Record set start
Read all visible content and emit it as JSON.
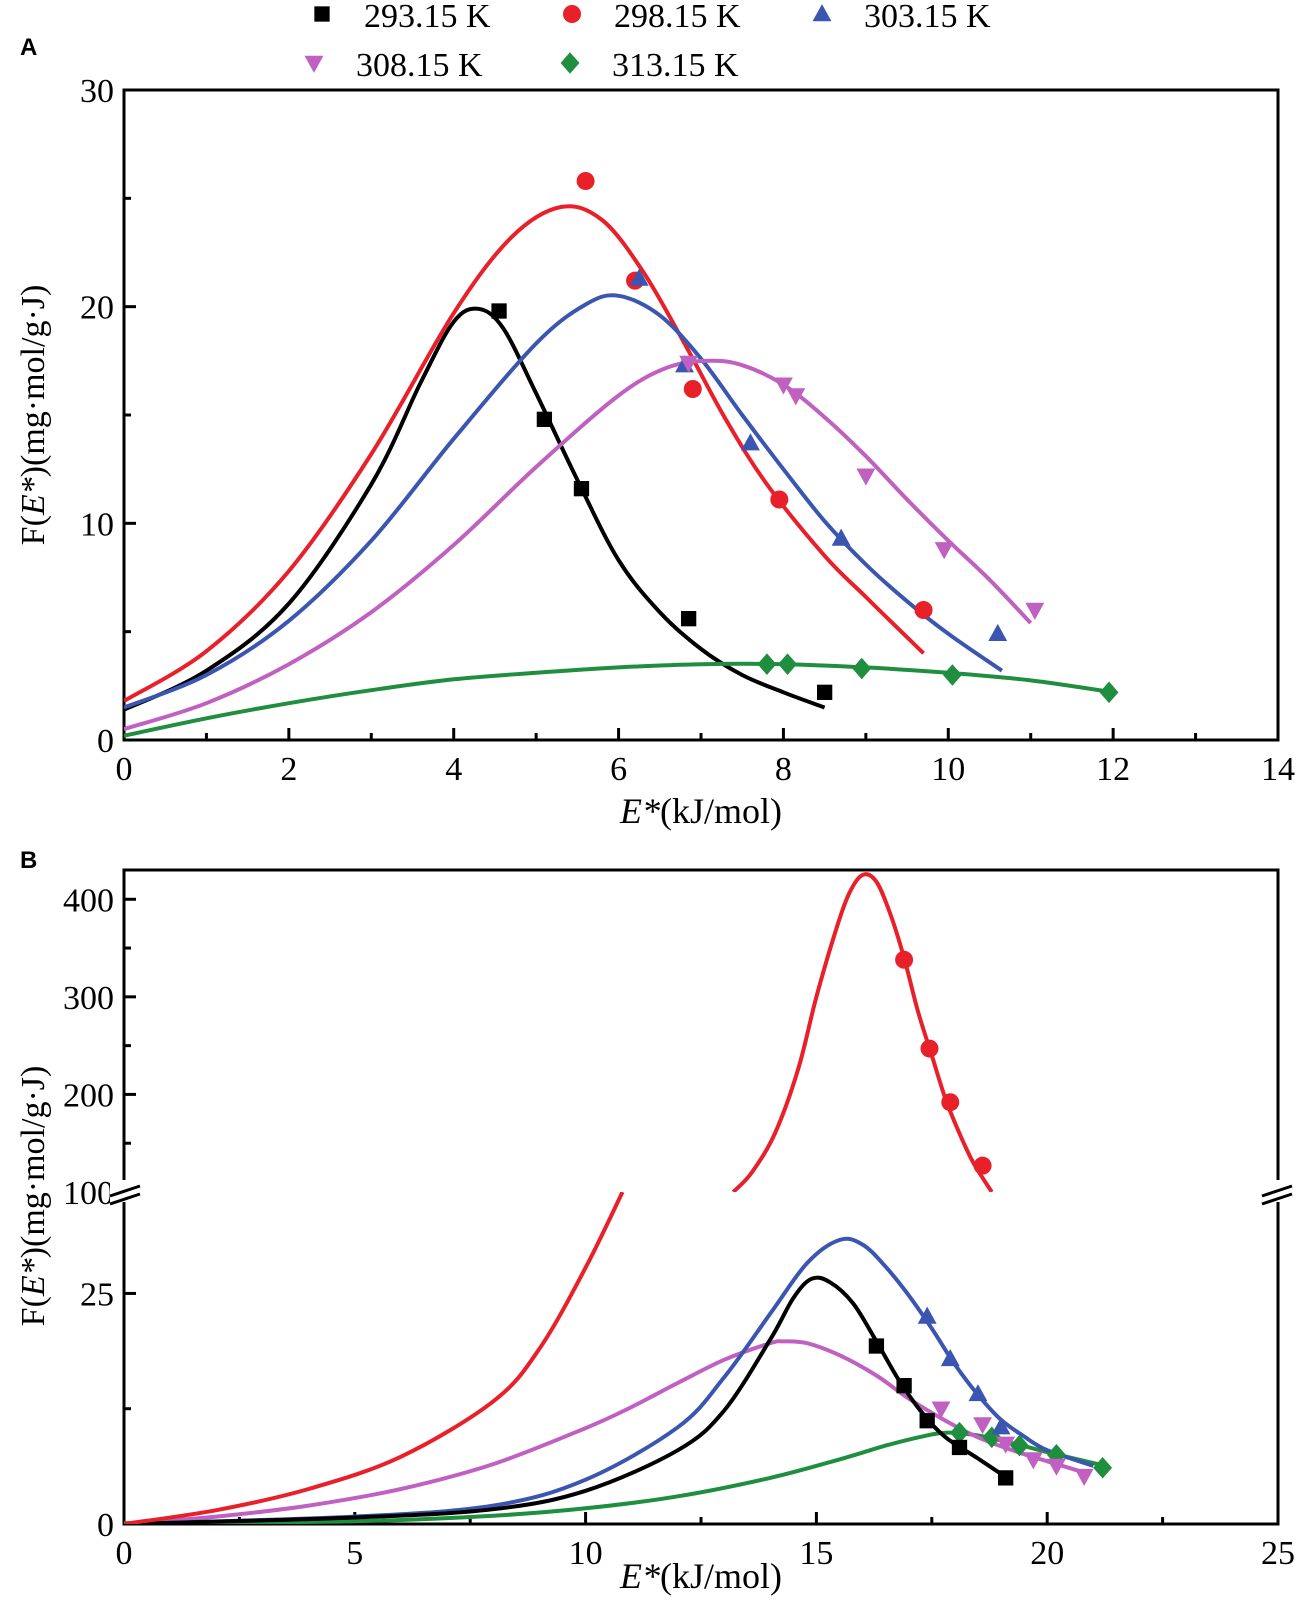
{
  "legend": [
    {
      "label": "293.15 K",
      "color": "#000000",
      "marker": "square"
    },
    {
      "label": "298.15 K",
      "color": "#e8202a",
      "marker": "circle"
    },
    {
      "label": "303.15 K",
      "color": "#3a56b0",
      "marker": "triangle-up"
    },
    {
      "label": "308.15 K",
      "color": "#c060c0",
      "marker": "triangle-down"
    },
    {
      "label": "313.15 K",
      "color": "#1f8f3f",
      "marker": "diamond"
    }
  ],
  "chart_data": [
    {
      "panel": "A",
      "type": "scatter",
      "xlabel_italic": "E*",
      "xlabel_rest": "(kJ/mol)",
      "ylabel_prefix": "F(",
      "ylabel_italic": "E*",
      "ylabel_suffix": ")(mg·mol/g·J)",
      "xlim": [
        0,
        14
      ],
      "ylim": [
        0,
        30
      ],
      "xticks": [
        0,
        2,
        4,
        6,
        8,
        10,
        12,
        14
      ],
      "yticks": [
        0,
        10,
        20,
        30
      ],
      "series": [
        {
          "name": "293.15 K",
          "points": [
            [
              4.55,
              19.8
            ],
            [
              5.1,
              14.8
            ],
            [
              5.55,
              11.6
            ],
            [
              6.85,
              5.6
            ],
            [
              8.5,
              2.2
            ]
          ],
          "fit": [
            [
              0,
              1.4
            ],
            [
              1,
              3.2
            ],
            [
              2,
              6.3
            ],
            [
              3,
              11.8
            ],
            [
              3.6,
              16.5
            ],
            [
              4,
              19.3
            ],
            [
              4.3,
              19.9
            ],
            [
              4.6,
              19.0
            ],
            [
              5,
              16.0
            ],
            [
              5.5,
              12.0
            ],
            [
              6,
              8.3
            ],
            [
              6.5,
              5.9
            ],
            [
              7,
              4.2
            ],
            [
              7.5,
              3.0
            ],
            [
              8,
              2.2
            ],
            [
              8.5,
              1.5
            ]
          ]
        },
        {
          "name": "298.15 K",
          "points": [
            [
              5.6,
              25.8
            ],
            [
              6.2,
              21.2
            ],
            [
              6.9,
              16.2
            ],
            [
              7.95,
              11.1
            ],
            [
              9.7,
              6.0
            ]
          ],
          "fit": [
            [
              0,
              1.8
            ],
            [
              1,
              4.1
            ],
            [
              2,
              7.8
            ],
            [
              3,
              13.2
            ],
            [
              4,
              19.7
            ],
            [
              4.7,
              23.2
            ],
            [
              5.3,
              24.6
            ],
            [
              5.8,
              24.0
            ],
            [
              6.3,
              21.6
            ],
            [
              6.8,
              18.3
            ],
            [
              7.3,
              14.8
            ],
            [
              7.8,
              11.8
            ],
            [
              8.5,
              8.5
            ],
            [
              9,
              6.6
            ],
            [
              9.7,
              4.0
            ]
          ]
        },
        {
          "name": "303.15 K",
          "points": [
            [
              6.25,
              21.3
            ],
            [
              6.8,
              17.3
            ],
            [
              7.6,
              13.7
            ],
            [
              8.7,
              9.3
            ],
            [
              10.6,
              4.9
            ]
          ],
          "fit": [
            [
              0,
              1.5
            ],
            [
              1,
              3.0
            ],
            [
              2,
              5.5
            ],
            [
              3,
              9.2
            ],
            [
              4,
              13.9
            ],
            [
              5,
              18.3
            ],
            [
              5.6,
              20.1
            ],
            [
              6,
              20.5
            ],
            [
              6.5,
              19.6
            ],
            [
              7,
              17.6
            ],
            [
              7.5,
              15.0
            ],
            [
              8,
              12.5
            ],
            [
              8.5,
              10.1
            ],
            [
              9,
              8.1
            ],
            [
              9.5,
              6.4
            ],
            [
              10,
              4.9
            ],
            [
              10.65,
              3.2
            ]
          ]
        },
        {
          "name": "308.15 K",
          "points": [
            [
              6.85,
              17.4
            ],
            [
              8.0,
              16.4
            ],
            [
              8.15,
              15.9
            ],
            [
              9.0,
              12.2
            ],
            [
              9.95,
              8.8
            ],
            [
              11.05,
              6.0
            ]
          ],
          "fit": [
            [
              0,
              0.5
            ],
            [
              1,
              1.7
            ],
            [
              2,
              3.5
            ],
            [
              3,
              5.9
            ],
            [
              4,
              9.0
            ],
            [
              5,
              12.6
            ],
            [
              6,
              15.9
            ],
            [
              6.6,
              17.2
            ],
            [
              7.1,
              17.5
            ],
            [
              7.5,
              17.3
            ],
            [
              8,
              16.4
            ],
            [
              8.5,
              14.9
            ],
            [
              9,
              13.1
            ],
            [
              9.5,
              11.1
            ],
            [
              10,
              9.2
            ],
            [
              10.5,
              7.4
            ],
            [
              11,
              5.4
            ]
          ]
        },
        {
          "name": "313.15 K",
          "points": [
            [
              7.8,
              3.5
            ],
            [
              8.05,
              3.5
            ],
            [
              8.95,
              3.3
            ],
            [
              10.05,
              3.0
            ],
            [
              11.95,
              2.2
            ]
          ],
          "fit": [
            [
              0,
              0.2
            ],
            [
              1,
              1.0
            ],
            [
              2,
              1.7
            ],
            [
              3,
              2.3
            ],
            [
              4,
              2.8
            ],
            [
              5,
              3.1
            ],
            [
              6,
              3.35
            ],
            [
              7,
              3.5
            ],
            [
              8,
              3.5
            ],
            [
              9,
              3.35
            ],
            [
              10,
              3.1
            ],
            [
              11,
              2.75
            ],
            [
              12,
              2.2
            ]
          ]
        }
      ]
    },
    {
      "panel": "B",
      "type": "scatter",
      "broken_y_axis": true,
      "xlabel_italic": "E*",
      "xlabel_rest": "(kJ/mol)",
      "ylabel_prefix": "F(",
      "ylabel_italic": "E*",
      "ylabel_suffix": ")(mg·mol/g·J)",
      "xlim": [
        0,
        25
      ],
      "ylim_lower": [
        0,
        36
      ],
      "ylim_upper": [
        100,
        430
      ],
      "xticks": [
        0,
        5,
        10,
        15,
        20,
        25
      ],
      "yticks_lower": [
        0,
        25
      ],
      "yticks_upper": [
        100,
        200,
        300,
        400
      ],
      "series": [
        {
          "name": "293.15 K",
          "points": [
            [
              16.3,
              19.3
            ],
            [
              16.9,
              15.0
            ],
            [
              17.4,
              11.2
            ],
            [
              18.1,
              8.3
            ],
            [
              19.1,
              5.0
            ]
          ],
          "fit": [
            [
              0,
              0
            ],
            [
              5,
              0.7
            ],
            [
              8,
              1.6
            ],
            [
              10,
              3.6
            ],
            [
              12,
              8.0
            ],
            [
              13,
              12.3
            ],
            [
              14,
              20.0
            ],
            [
              14.5,
              24.5
            ],
            [
              14.9,
              26.6
            ],
            [
              15.3,
              26.2
            ],
            [
              15.8,
              23.9
            ],
            [
              16.3,
              19.8
            ],
            [
              16.8,
              15.5
            ],
            [
              17.3,
              12.0
            ],
            [
              17.8,
              9.4
            ],
            [
              18.5,
              7.1
            ],
            [
              19.1,
              5.1
            ]
          ]
        },
        {
          "name": "298.15 K",
          "points": [
            [
              16.9,
              338
            ],
            [
              17.45,
              247
            ],
            [
              17.9,
              192
            ],
            [
              18.6,
              127
            ]
          ],
          "fit_lower": [
            [
              0,
              0
            ],
            [
              2,
              1.5
            ],
            [
              4,
              3.8
            ],
            [
              6,
              7.3
            ],
            [
              8,
              13.3
            ],
            [
              9,
              19.0
            ],
            [
              10,
              27.8
            ],
            [
              10.8,
              36
            ]
          ],
          "fit_upper": [
            [
              13.2,
              100
            ],
            [
              13.6,
              120
            ],
            [
              14.1,
              160
            ],
            [
              14.6,
              225
            ],
            [
              15.0,
              300
            ],
            [
              15.4,
              365
            ],
            [
              15.7,
              405
            ],
            [
              16.0,
              425
            ],
            [
              16.3,
              418
            ],
            [
              16.6,
              385
            ],
            [
              16.9,
              340
            ],
            [
              17.2,
              285
            ],
            [
              17.5,
              240
            ],
            [
              17.8,
              195
            ],
            [
              18.1,
              160
            ],
            [
              18.4,
              130
            ],
            [
              18.8,
              100
            ]
          ]
        },
        {
          "name": "303.15 K",
          "points": [
            [
              17.4,
              22.5
            ],
            [
              17.9,
              17.9
            ],
            [
              18.5,
              14.1
            ],
            [
              19.0,
              10.5
            ]
          ],
          "fit": [
            [
              0,
              0
            ],
            [
              5,
              0.8
            ],
            [
              8,
              2.0
            ],
            [
              10,
              4.8
            ],
            [
              12,
              10.5
            ],
            [
              13,
              15.9
            ],
            [
              14,
              22.8
            ],
            [
              14.8,
              28.3
            ],
            [
              15.5,
              30.8
            ],
            [
              16,
              30.3
            ],
            [
              16.5,
              27.9
            ],
            [
              17,
              24.8
            ],
            [
              17.5,
              21.2
            ],
            [
              18,
              17.3
            ],
            [
              18.5,
              14.0
            ],
            [
              19,
              11.3
            ],
            [
              19.5,
              9.5
            ],
            [
              20,
              8.0
            ],
            [
              21,
              6.3
            ]
          ]
        },
        {
          "name": "308.15 K",
          "points": [
            [
              17.7,
              12.5
            ],
            [
              18.6,
              10.8
            ],
            [
              19.1,
              8.7
            ],
            [
              19.7,
              7.0
            ],
            [
              20.2,
              6.3
            ],
            [
              20.8,
              5.2
            ]
          ],
          "fit": [
            [
              0,
              0
            ],
            [
              2,
              0.8
            ],
            [
              4,
              2.0
            ],
            [
              6,
              3.8
            ],
            [
              8,
              6.5
            ],
            [
              10,
              10.4
            ],
            [
              11,
              12.7
            ],
            [
              12,
              15.3
            ],
            [
              13,
              17.8
            ],
            [
              14,
              19.6
            ],
            [
              14.3,
              19.8
            ],
            [
              14.8,
              19.6
            ],
            [
              15.5,
              18.3
            ],
            [
              16.3,
              16.1
            ],
            [
              17,
              13.6
            ],
            [
              17.8,
              11.2
            ],
            [
              18.5,
              9.4
            ],
            [
              19.3,
              7.9
            ],
            [
              20,
              6.8
            ],
            [
              20.8,
              5.6
            ]
          ]
        },
        {
          "name": "313.15 K",
          "points": [
            [
              18.1,
              9.9
            ],
            [
              18.8,
              9.4
            ],
            [
              19.4,
              8.5
            ],
            [
              20.2,
              7.5
            ],
            [
              21.2,
              6.1
            ]
          ],
          "fit": [
            [
              0,
              0.1
            ],
            [
              5,
              0.3
            ],
            [
              8,
              0.9
            ],
            [
              10,
              1.7
            ],
            [
              12,
              3.0
            ],
            [
              14,
              5.0
            ],
            [
              15.5,
              7.0
            ],
            [
              16.5,
              8.5
            ],
            [
              17.3,
              9.5
            ],
            [
              17.8,
              9.9
            ],
            [
              18.5,
              9.6
            ],
            [
              19.3,
              8.7
            ],
            [
              20,
              7.8
            ],
            [
              21,
              6.6
            ],
            [
              21.3,
              6.3
            ]
          ]
        }
      ]
    }
  ]
}
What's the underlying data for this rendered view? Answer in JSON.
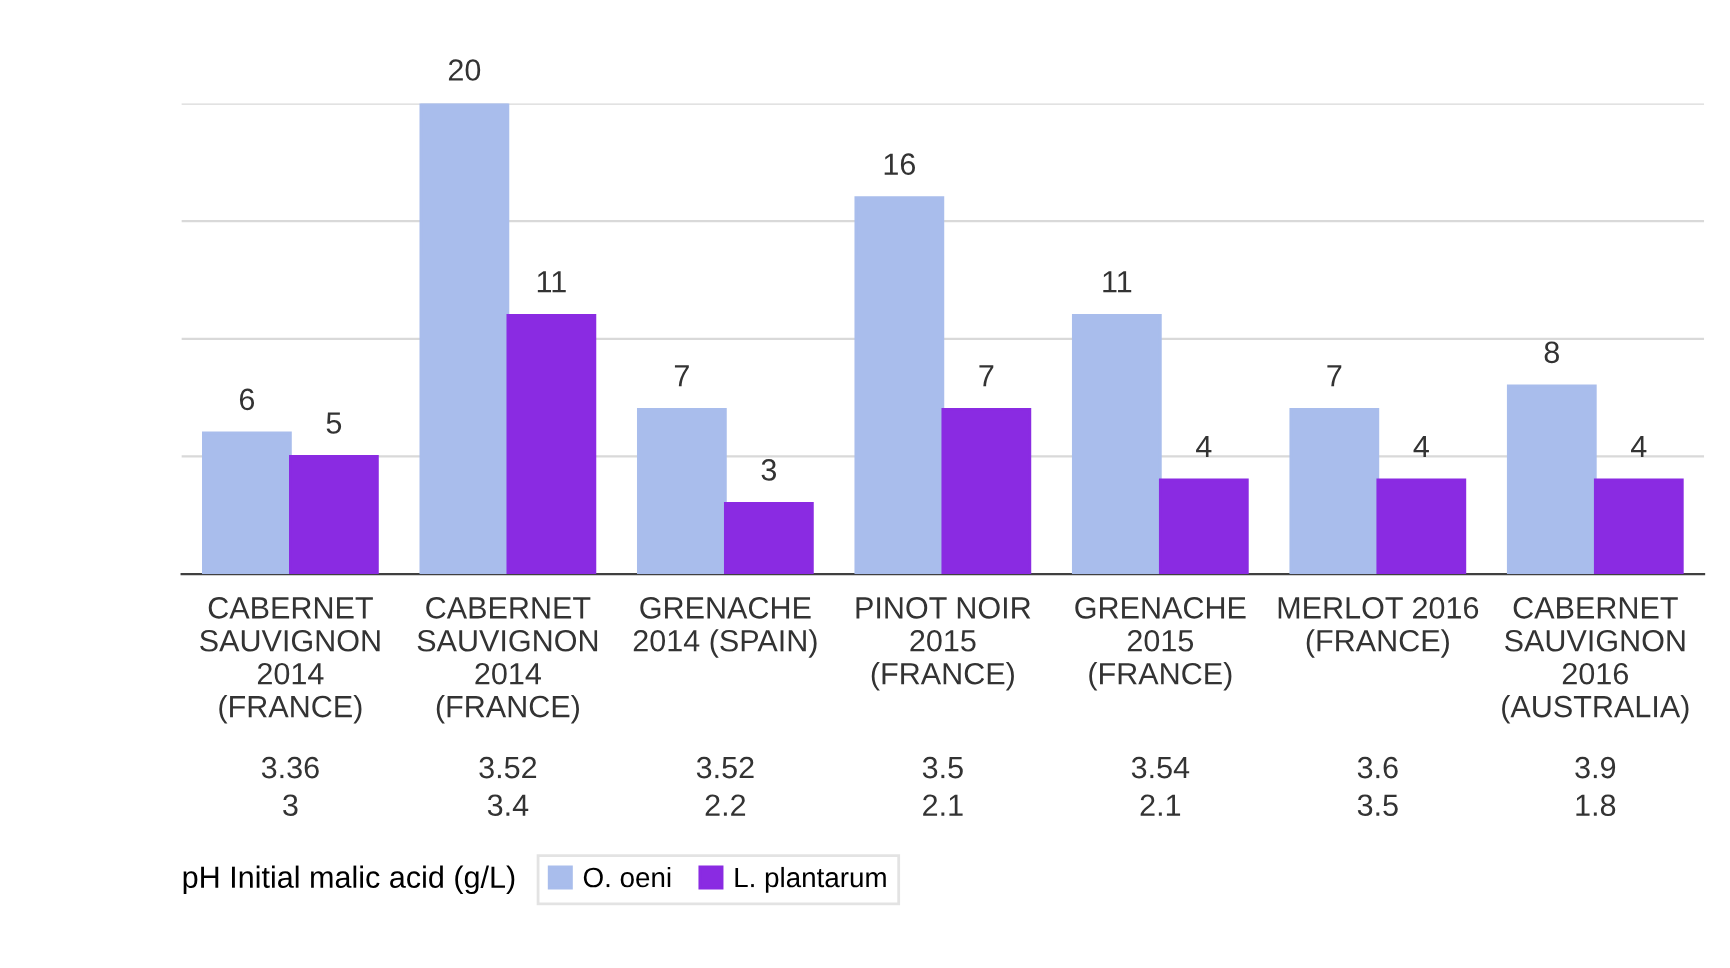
Record set end
#### Do this:
Scan the material above for the string "marker" and report each line where you find it.

#### Response:
      "marker": "square"
      "marker": "circle"
      "marker": "triangle-up"
      "marker": "triangle-down"
      "marker": "diamond"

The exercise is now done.